- _WORK TO COMPLETE_
Go through the entries below and pick out every line with "Indicators".

- _EXERCISE INPUT_
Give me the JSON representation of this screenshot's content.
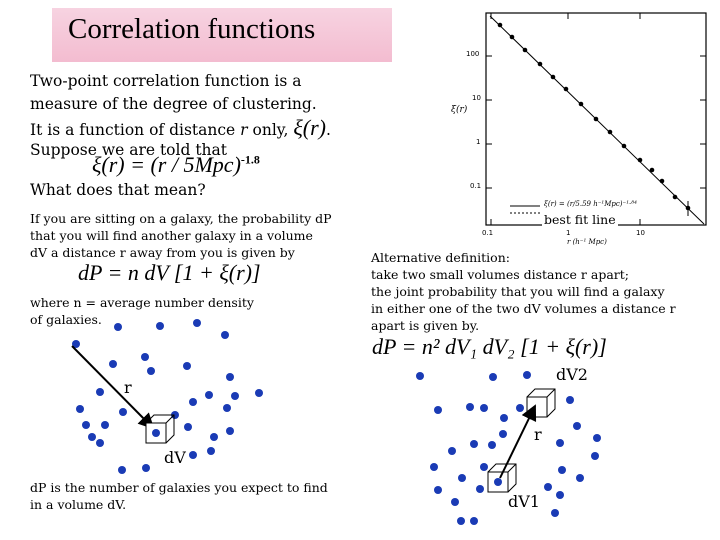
{
  "title": "Correlation functions",
  "intro": {
    "line1": "Two-point correlation function is a",
    "line2": "measure of the degree of clustering.",
    "line3_a": "It is a function of distance ",
    "line3_r": "r",
    "line3_b": " only, ",
    "line3_xi": "ξ(r)",
    "line3_period": ".",
    "line4": "Suppose we are told that",
    "equation": "ξ(r) = (r / 5Mpc)",
    "equation_exp": "-1.8",
    "question": "What does that mean?"
  },
  "left_text": {
    "para1_line1": "If you are sitting on a galaxy, the probability dP",
    "para1_line2": "that you will find another galaxy in a volume",
    "para1_line3": "dV a distance r away from you is given by",
    "formula": "dP = n dV [1 + ξ(r)]",
    "para2_line1": "where n = average number density",
    "para2_line2": "of galaxies.",
    "footer_line1": "dP is the number of galaxies you expect to find",
    "footer_line2": "in a volume dV."
  },
  "right_text": {
    "line1": "Alternative definition:",
    "line2": "take two small volumes distance r apart;",
    "line3": "the joint probability that you will find a galaxy",
    "line4": "in either one of the two dV volumes  a distance r",
    "line5": "apart is given by.",
    "formula": "dP = n² dV₁ dV₂ [1 + ξ(r)]"
  },
  "plot": {
    "ylabel": "ξ(r)",
    "xlabel": "r  (h⁻¹ Mpc)",
    "y_ticks": [
      "100",
      "10",
      "1",
      "0.1"
    ],
    "x_ticks": [
      "0.1",
      "1",
      "10"
    ],
    "legend_text": "ξ(r) = (r/5.59 h⁻¹Mpc)⁻¹·⁸⁴",
    "fit_label": "best fit line"
  },
  "diagram_left": {
    "r_label": "r",
    "dv_label": "dV"
  },
  "diagram_right": {
    "r_label": "r",
    "dv1_label": "dV1",
    "dv2_label": "dV2"
  }
}
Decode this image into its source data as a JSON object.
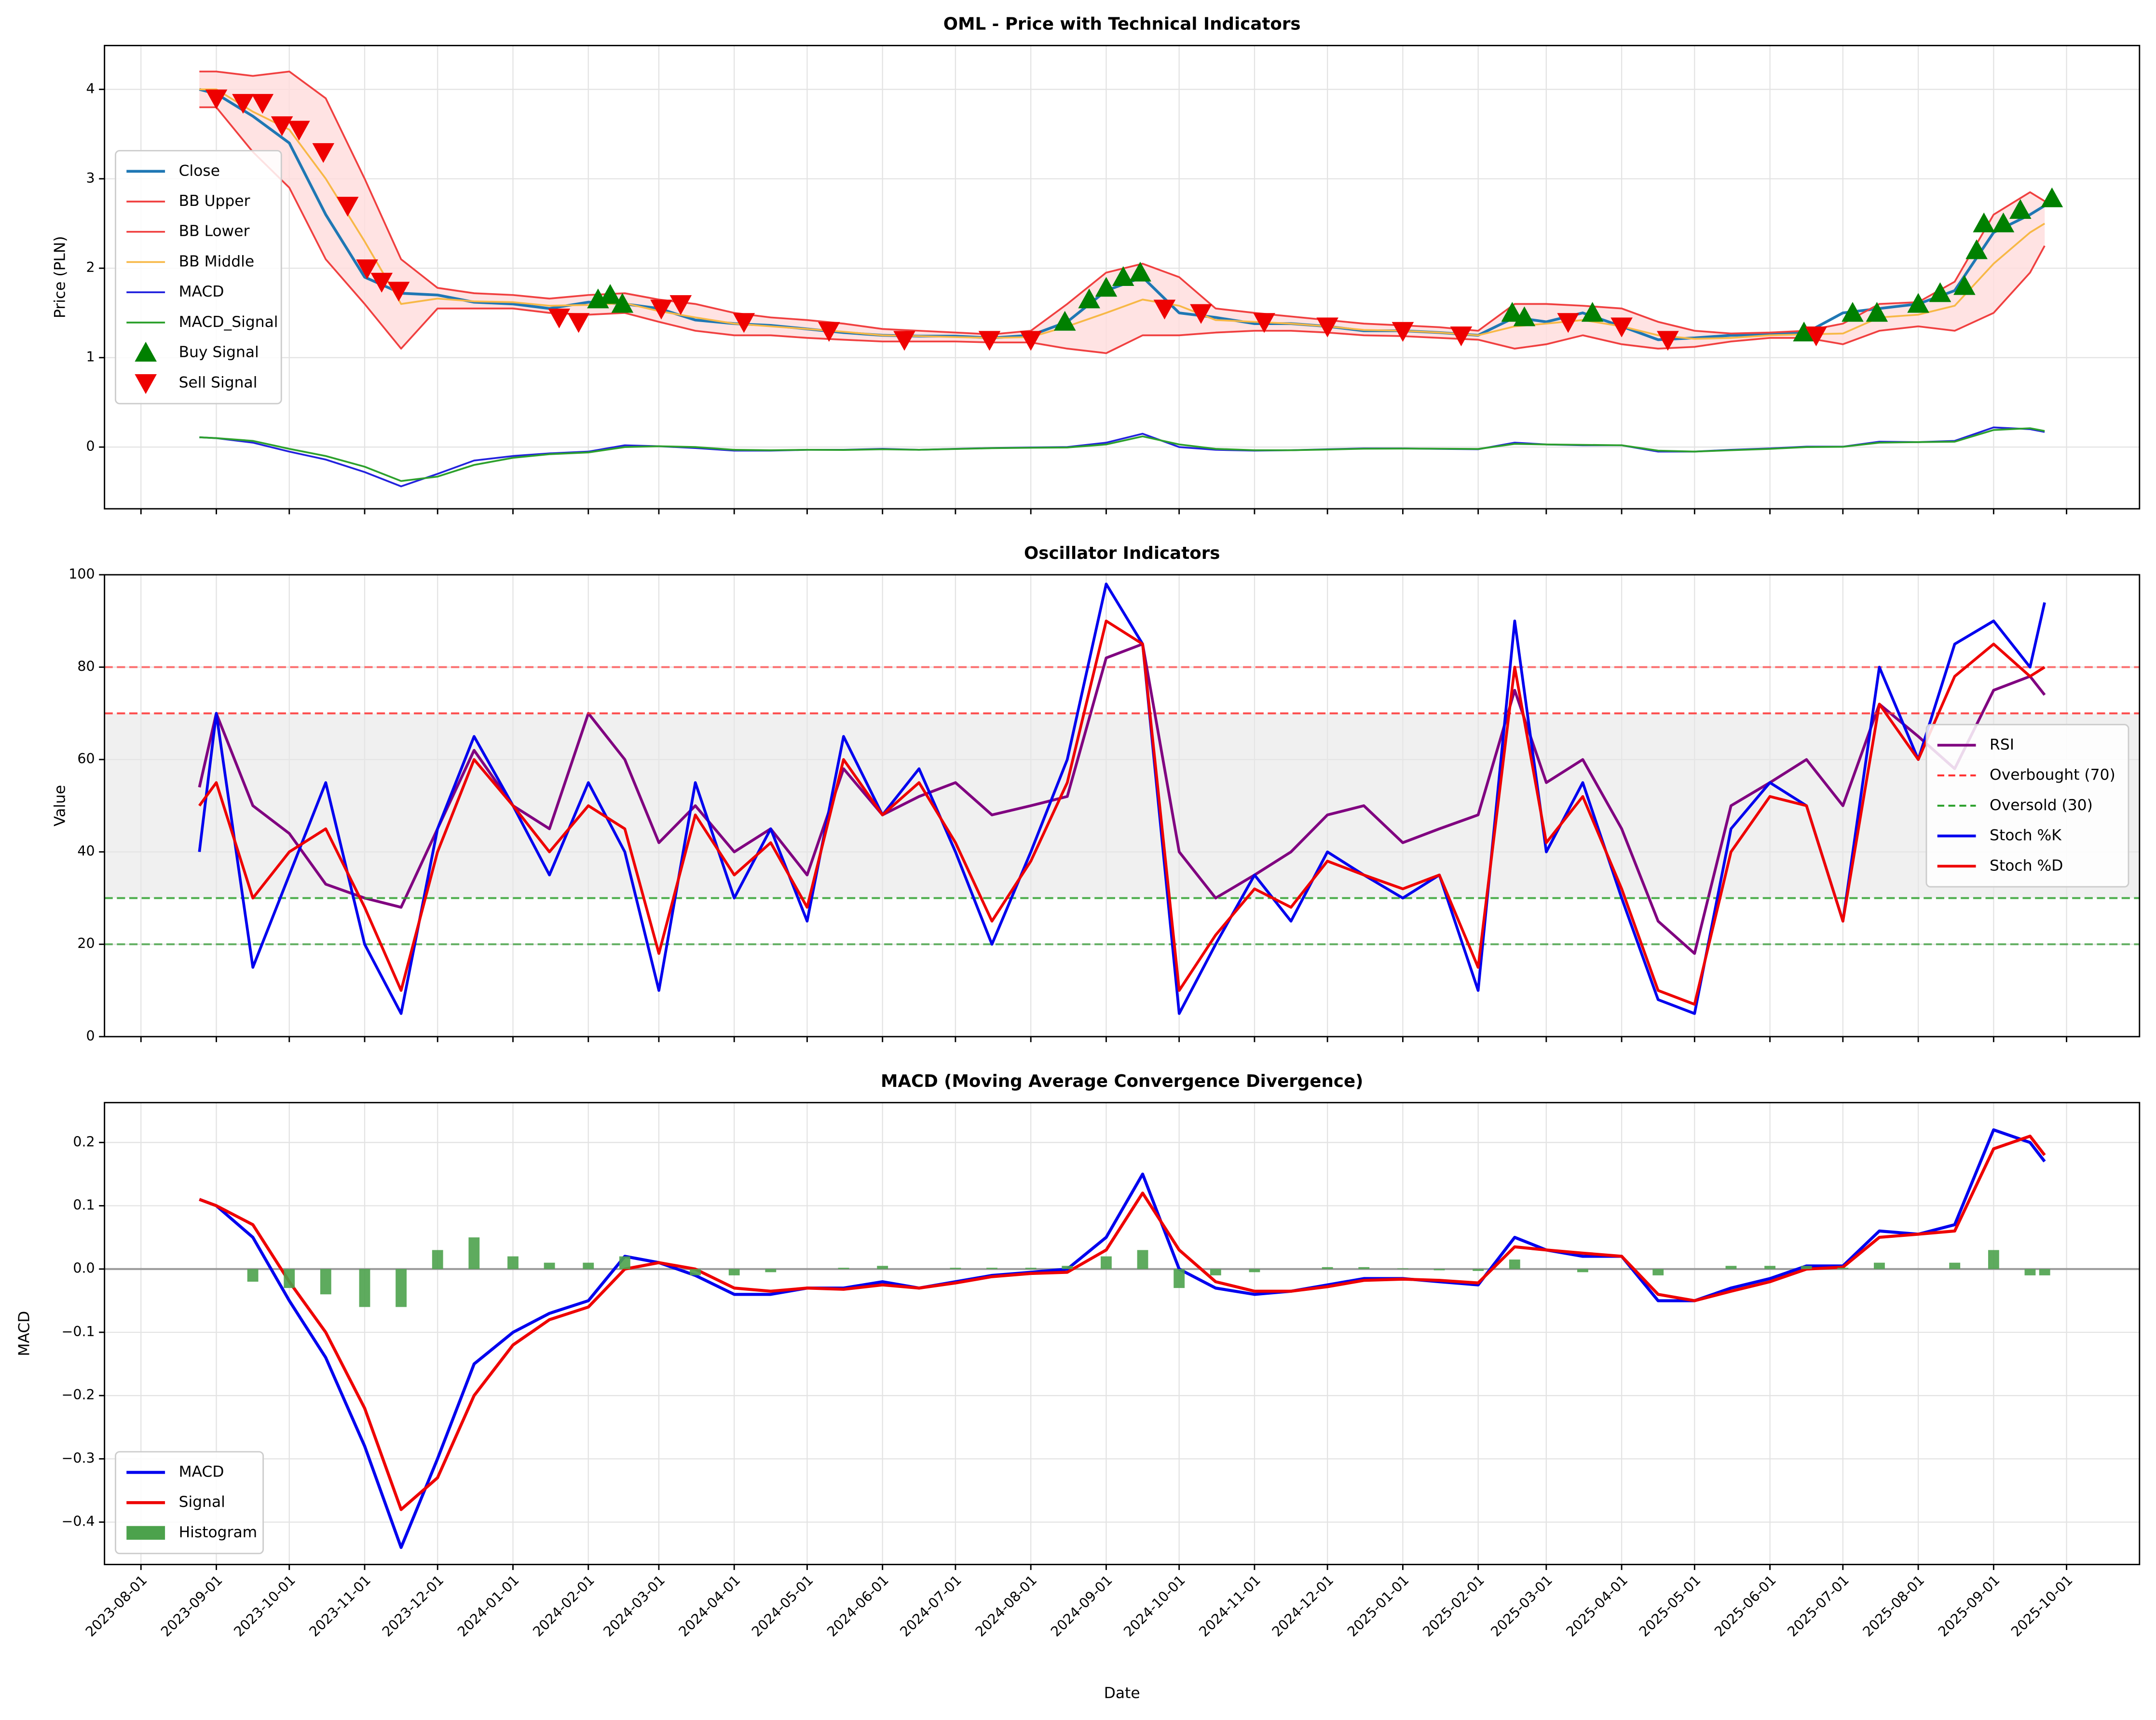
{
  "chart_data": [
    {
      "type": "line",
      "title": "OML - Price with Technical Indicators",
      "ylabel": "Price (PLN)",
      "grid": true,
      "legend": "center left",
      "xlim": [
        "2023-07-17",
        "2025-10-31"
      ],
      "x": [
        "2023-08-25",
        "2023-09-01",
        "2023-09-16",
        "2023-10-01",
        "2023-10-16",
        "2023-11-01",
        "2023-11-16",
        "2023-12-01",
        "2023-12-16",
        "2024-01-01",
        "2024-01-16",
        "2024-02-01",
        "2024-02-16",
        "2024-03-01",
        "2024-03-16",
        "2024-04-01",
        "2024-04-16",
        "2024-05-01",
        "2024-05-16",
        "2024-06-01",
        "2024-06-16",
        "2024-07-01",
        "2024-07-16",
        "2024-08-01",
        "2024-08-16",
        "2024-09-01",
        "2024-09-16",
        "2024-10-01",
        "2024-10-16",
        "2024-11-01",
        "2024-11-16",
        "2024-12-01",
        "2024-12-16",
        "2025-01-01",
        "2025-01-16",
        "2025-02-01",
        "2025-02-16",
        "2025-03-01",
        "2025-03-16",
        "2025-04-01",
        "2025-04-16",
        "2025-05-01",
        "2025-05-16",
        "2025-06-01",
        "2025-06-16",
        "2025-07-01",
        "2025-07-16",
        "2025-08-01",
        "2025-08-16",
        "2025-09-01",
        "2025-09-16",
        "2025-09-22"
      ],
      "ylim": [
        -0.69,
        4.49
      ],
      "yticks": [
        0,
        1,
        2,
        3,
        4
      ],
      "fill_between": [
        1,
        2
      ],
      "fill_color": "#ffdcdc",
      "series": [
        {
          "name": "Close",
          "kind": "line",
          "color": "#1f77b4",
          "width": 2,
          "values": [
            4.0,
            3.95,
            3.7,
            3.4,
            2.6,
            1.9,
            1.72,
            1.7,
            1.62,
            1.6,
            1.55,
            1.62,
            1.6,
            1.55,
            1.42,
            1.38,
            1.36,
            1.32,
            1.28,
            1.25,
            1.24,
            1.24,
            1.22,
            1.25,
            1.4,
            1.75,
            1.9,
            1.5,
            1.45,
            1.38,
            1.38,
            1.35,
            1.3,
            1.3,
            1.28,
            1.25,
            1.45,
            1.4,
            1.5,
            1.35,
            1.2,
            1.22,
            1.25,
            1.26,
            1.28,
            1.5,
            1.55,
            1.6,
            1.75,
            2.4,
            2.6,
            2.7
          ]
        },
        {
          "name": "BB Upper",
          "kind": "line",
          "color": "#f04040",
          "width": 1.3,
          "values": [
            4.2,
            4.2,
            4.15,
            4.2,
            3.9,
            3.0,
            2.1,
            1.78,
            1.72,
            1.7,
            1.66,
            1.7,
            1.72,
            1.65,
            1.6,
            1.5,
            1.45,
            1.42,
            1.38,
            1.32,
            1.3,
            1.28,
            1.26,
            1.3,
            1.6,
            1.95,
            2.05,
            1.9,
            1.55,
            1.5,
            1.46,
            1.42,
            1.38,
            1.36,
            1.34,
            1.3,
            1.6,
            1.6,
            1.58,
            1.55,
            1.4,
            1.3,
            1.27,
            1.28,
            1.3,
            1.38,
            1.6,
            1.62,
            1.85,
            2.6,
            2.85,
            2.75
          ]
        },
        {
          "name": "BB Lower",
          "kind": "line",
          "color": "#f04040",
          "width": 1.3,
          "values": [
            3.8,
            3.8,
            3.3,
            2.9,
            2.1,
            1.6,
            1.1,
            1.55,
            1.55,
            1.55,
            1.5,
            1.48,
            1.5,
            1.4,
            1.3,
            1.25,
            1.25,
            1.22,
            1.2,
            1.18,
            1.18,
            1.18,
            1.17,
            1.17,
            1.1,
            1.05,
            1.25,
            1.25,
            1.28,
            1.3,
            1.3,
            1.28,
            1.25,
            1.24,
            1.22,
            1.2,
            1.1,
            1.15,
            1.25,
            1.15,
            1.1,
            1.12,
            1.18,
            1.22,
            1.22,
            1.15,
            1.3,
            1.35,
            1.3,
            1.5,
            1.95,
            2.25
          ]
        },
        {
          "name": "BB Middle",
          "kind": "line",
          "color": "#f7b846",
          "width": 1.3,
          "values": [
            4.0,
            4.0,
            3.75,
            3.55,
            3.0,
            2.3,
            1.6,
            1.66,
            1.63,
            1.62,
            1.58,
            1.59,
            1.61,
            1.52,
            1.45,
            1.38,
            1.35,
            1.32,
            1.29,
            1.25,
            1.24,
            1.23,
            1.22,
            1.23,
            1.35,
            1.5,
            1.65,
            1.58,
            1.42,
            1.4,
            1.38,
            1.35,
            1.31,
            1.3,
            1.28,
            1.25,
            1.35,
            1.38,
            1.42,
            1.35,
            1.25,
            1.21,
            1.22,
            1.25,
            1.26,
            1.27,
            1.45,
            1.48,
            1.58,
            2.05,
            2.4,
            2.5
          ]
        },
        {
          "name": "MACD",
          "kind": "line",
          "color": "#2222dd",
          "width": 1.3,
          "values": [
            0.11,
            0.1,
            0.05,
            -0.05,
            -0.14,
            -0.28,
            -0.44,
            -0.3,
            -0.15,
            -0.1,
            -0.07,
            -0.05,
            0.02,
            0.01,
            -0.01,
            -0.04,
            -0.04,
            -0.03,
            -0.03,
            -0.02,
            -0.03,
            -0.02,
            -0.01,
            -0.005,
            0.0,
            0.05,
            0.15,
            0.0,
            -0.03,
            -0.04,
            -0.035,
            -0.025,
            -0.015,
            -0.015,
            -0.02,
            -0.025,
            0.05,
            0.03,
            0.02,
            0.02,
            -0.05,
            -0.05,
            -0.03,
            -0.015,
            0.005,
            0.005,
            0.06,
            0.055,
            0.07,
            0.22,
            0.2,
            0.17
          ]
        },
        {
          "name": "MACD_Signal",
          "kind": "line",
          "color": "#2ca02c",
          "width": 1.3,
          "values": [
            0.11,
            0.1,
            0.07,
            -0.02,
            -0.1,
            -0.22,
            -0.38,
            -0.33,
            -0.2,
            -0.12,
            -0.08,
            -0.06,
            0.0,
            0.01,
            0.0,
            -0.03,
            -0.035,
            -0.03,
            -0.032,
            -0.025,
            -0.03,
            -0.022,
            -0.012,
            -0.007,
            -0.005,
            0.03,
            0.12,
            0.03,
            -0.02,
            -0.035,
            -0.035,
            -0.028,
            -0.018,
            -0.016,
            -0.018,
            -0.022,
            0.035,
            0.03,
            0.025,
            0.02,
            -0.04,
            -0.05,
            -0.035,
            -0.02,
            0.0,
            0.003,
            0.05,
            0.055,
            0.06,
            0.19,
            0.21,
            0.18
          ]
        },
        {
          "name": "Buy Signal",
          "kind": "scatter",
          "marker": "up",
          "color": "#008000",
          "x": [
            "2024-02-05",
            "2024-02-10",
            "2024-02-15",
            "2024-08-15",
            "2024-08-25",
            "2024-09-01",
            "2024-09-08",
            "2024-09-15",
            "2025-02-15",
            "2025-02-20",
            "2025-03-20",
            "2025-06-15",
            "2025-07-05",
            "2025-07-15",
            "2025-08-01",
            "2025-08-10",
            "2025-08-20",
            "2025-08-25",
            "2025-08-28",
            "2025-09-05",
            "2025-09-12",
            "2025-09-25"
          ],
          "values": [
            1.65,
            1.7,
            1.6,
            1.4,
            1.65,
            1.78,
            1.9,
            1.95,
            1.5,
            1.45,
            1.5,
            1.28,
            1.5,
            1.5,
            1.6,
            1.72,
            1.8,
            2.2,
            2.5,
            2.5,
            2.65,
            2.78
          ]
        },
        {
          "name": "Sell Signal",
          "kind": "scatter",
          "marker": "down",
          "color": "#ee0000",
          "x": [
            "2023-09-01",
            "2023-09-12",
            "2023-09-20",
            "2023-09-28",
            "2023-10-05",
            "2023-10-15",
            "2023-10-25",
            "2023-11-02",
            "2023-11-08",
            "2023-11-15",
            "2024-01-20",
            "2024-01-28",
            "2024-03-02",
            "2024-03-10",
            "2024-04-05",
            "2024-05-10",
            "2024-06-10",
            "2024-07-15",
            "2024-08-01",
            "2024-09-25",
            "2024-10-10",
            "2024-11-05",
            "2024-12-01",
            "2025-01-01",
            "2025-01-25",
            "2025-03-10",
            "2025-04-01",
            "2025-04-20",
            "2025-06-20"
          ],
          "values": [
            3.9,
            3.85,
            3.85,
            3.6,
            3.55,
            3.3,
            2.7,
            2.0,
            1.85,
            1.75,
            1.45,
            1.4,
            1.55,
            1.6,
            1.4,
            1.3,
            1.2,
            1.2,
            1.2,
            1.55,
            1.5,
            1.4,
            1.35,
            1.3,
            1.25,
            1.4,
            1.35,
            1.2,
            1.25
          ]
        }
      ]
    },
    {
      "type": "line",
      "title": "Oscillator Indicators",
      "ylabel": "Value",
      "grid": true,
      "legend": "center right",
      "shade": true,
      "shade_color": "#e6e6e6",
      "ylim": [
        0,
        100
      ],
      "yticks": [
        0,
        20,
        40,
        60,
        80,
        100
      ],
      "hlines": [
        {
          "value": 80,
          "color": "#ff5050"
        },
        {
          "value": 20,
          "color": "#40a040"
        }
      ],
      "series": [
        {
          "name": "RSI",
          "kind": "line",
          "color": "#800080",
          "width": 2,
          "values": [
            54,
            70,
            50,
            44,
            33,
            30,
            28,
            45,
            62,
            50,
            45,
            70,
            60,
            42,
            50,
            40,
            45,
            35,
            58,
            48,
            52,
            55,
            48,
            50,
            52,
            82,
            85,
            40,
            30,
            35,
            40,
            48,
            50,
            42,
            45,
            48,
            75,
            55,
            60,
            45,
            25,
            18,
            50,
            55,
            60,
            50,
            72,
            65,
            58,
            75,
            78,
            74
          ]
        },
        {
          "name": "Overbought (70)",
          "kind": "hline",
          "color": "#ff3030",
          "value": 70
        },
        {
          "name": "Oversold (30)",
          "kind": "hline",
          "color": "#2ca02c",
          "value": 30
        },
        {
          "name": "Stoch %K",
          "kind": "line",
          "color": "#0000ee",
          "width": 2,
          "values": [
            40,
            70,
            15,
            35,
            55,
            20,
            5,
            45,
            65,
            50,
            35,
            55,
            40,
            10,
            55,
            30,
            45,
            25,
            65,
            48,
            58,
            40,
            20,
            40,
            60,
            98,
            85,
            5,
            20,
            35,
            25,
            40,
            35,
            30,
            35,
            10,
            90,
            40,
            55,
            30,
            8,
            5,
            45,
            55,
            50,
            25,
            80,
            60,
            85,
            90,
            80,
            94
          ]
        },
        {
          "name": "Stoch %D",
          "kind": "line",
          "color": "#ee0000",
          "width": 2,
          "values": [
            50,
            55,
            30,
            40,
            45,
            28,
            10,
            40,
            60,
            50,
            40,
            50,
            45,
            18,
            48,
            35,
            42,
            28,
            60,
            48,
            55,
            42,
            25,
            38,
            55,
            90,
            85,
            10,
            22,
            32,
            28,
            38,
            35,
            32,
            35,
            15,
            80,
            42,
            52,
            32,
            10,
            7,
            40,
            52,
            50,
            25,
            72,
            60,
            78,
            85,
            78,
            80
          ]
        }
      ]
    },
    {
      "type": "line",
      "title": "MACD (Moving Average Convergence Divergence)",
      "ylabel": "MACD",
      "xlabel": "Date",
      "grid": true,
      "legend": "lower left",
      "zero_line": true,
      "ylim": [
        -0.467,
        0.263
      ],
      "yticks": [
        {
          "value": -0.4,
          "label": "−0.4"
        },
        {
          "value": -0.3,
          "label": "−0.3"
        },
        {
          "value": -0.2,
          "label": "−0.2"
        },
        {
          "value": -0.1,
          "label": "−0.1"
        },
        {
          "value": 0,
          "label": "0.0"
        },
        0.1,
        0.2
      ],
      "xticks": [
        "2023-08-01",
        "2023-09-01",
        "2023-10-01",
        "2023-11-01",
        "2023-12-01",
        "2024-01-01",
        "2024-02-01",
        "2024-03-01",
        "2024-04-01",
        "2024-05-01",
        "2024-06-01",
        "2024-07-01",
        "2024-08-01",
        "2024-09-01",
        "2024-10-01",
        "2024-11-01",
        "2024-12-01",
        "2025-01-01",
        "2025-02-01",
        "2025-03-01",
        "2025-04-01",
        "2025-05-01",
        "2025-06-01",
        "2025-07-01",
        "2025-08-01",
        "2025-09-01",
        "2025-10-01"
      ],
      "series": [
        {
          "name": "MACD",
          "kind": "line",
          "color": "#0000ee",
          "width": 2.2,
          "values": [
            0.11,
            0.1,
            0.05,
            -0.05,
            -0.14,
            -0.28,
            -0.44,
            -0.3,
            -0.15,
            -0.1,
            -0.07,
            -0.05,
            0.02,
            0.01,
            -0.01,
            -0.04,
            -0.04,
            -0.03,
            -0.03,
            -0.02,
            -0.03,
            -0.02,
            -0.01,
            -0.005,
            0.0,
            0.05,
            0.15,
            0.0,
            -0.03,
            -0.04,
            -0.035,
            -0.025,
            -0.015,
            -0.015,
            -0.02,
            -0.025,
            0.05,
            0.03,
            0.02,
            0.02,
            -0.05,
            -0.05,
            -0.03,
            -0.015,
            0.005,
            0.005,
            0.06,
            0.055,
            0.07,
            0.22,
            0.2,
            0.17
          ]
        },
        {
          "name": "Signal",
          "kind": "line",
          "color": "#ee0000",
          "width": 2.2,
          "values": [
            0.11,
            0.1,
            0.07,
            -0.02,
            -0.1,
            -0.22,
            -0.38,
            -0.33,
            -0.2,
            -0.12,
            -0.08,
            -0.06,
            0.0,
            0.01,
            0.0,
            -0.03,
            -0.035,
            -0.03,
            -0.032,
            -0.025,
            -0.03,
            -0.022,
            -0.012,
            -0.007,
            -0.005,
            0.03,
            0.12,
            0.03,
            -0.02,
            -0.035,
            -0.035,
            -0.028,
            -0.018,
            -0.016,
            -0.018,
            -0.022,
            0.035,
            0.03,
            0.025,
            0.02,
            -0.04,
            -0.05,
            -0.035,
            -0.02,
            0.0,
            0.003,
            0.05,
            0.055,
            0.06,
            0.19,
            0.21,
            0.18
          ]
        },
        {
          "name": "Histogram",
          "kind": "bar",
          "color": "#4ca24c",
          "values": [
            0,
            0,
            -0.02,
            -0.03,
            -0.04,
            -0.06,
            -0.06,
            0.03,
            0.05,
            0.02,
            0.01,
            0.01,
            0.02,
            0,
            -0.01,
            -0.01,
            -0.005,
            0,
            0.002,
            0.005,
            0,
            0.002,
            0.002,
            0.002,
            0.005,
            0.02,
            0.03,
            -0.03,
            -0.01,
            -0.005,
            0,
            0.003,
            0.003,
            0.001,
            -0.002,
            -0.003,
            0.015,
            0,
            -0.005,
            0,
            -0.01,
            0,
            0.005,
            0.005,
            0.005,
            0.002,
            0.01,
            0,
            0.01,
            0.03,
            -0.01,
            -0.01
          ]
        }
      ]
    }
  ]
}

- _RESULT BELOW_
      "title": "OML - Price with Technical Indicators",
      "title": "Oscillator Indicators",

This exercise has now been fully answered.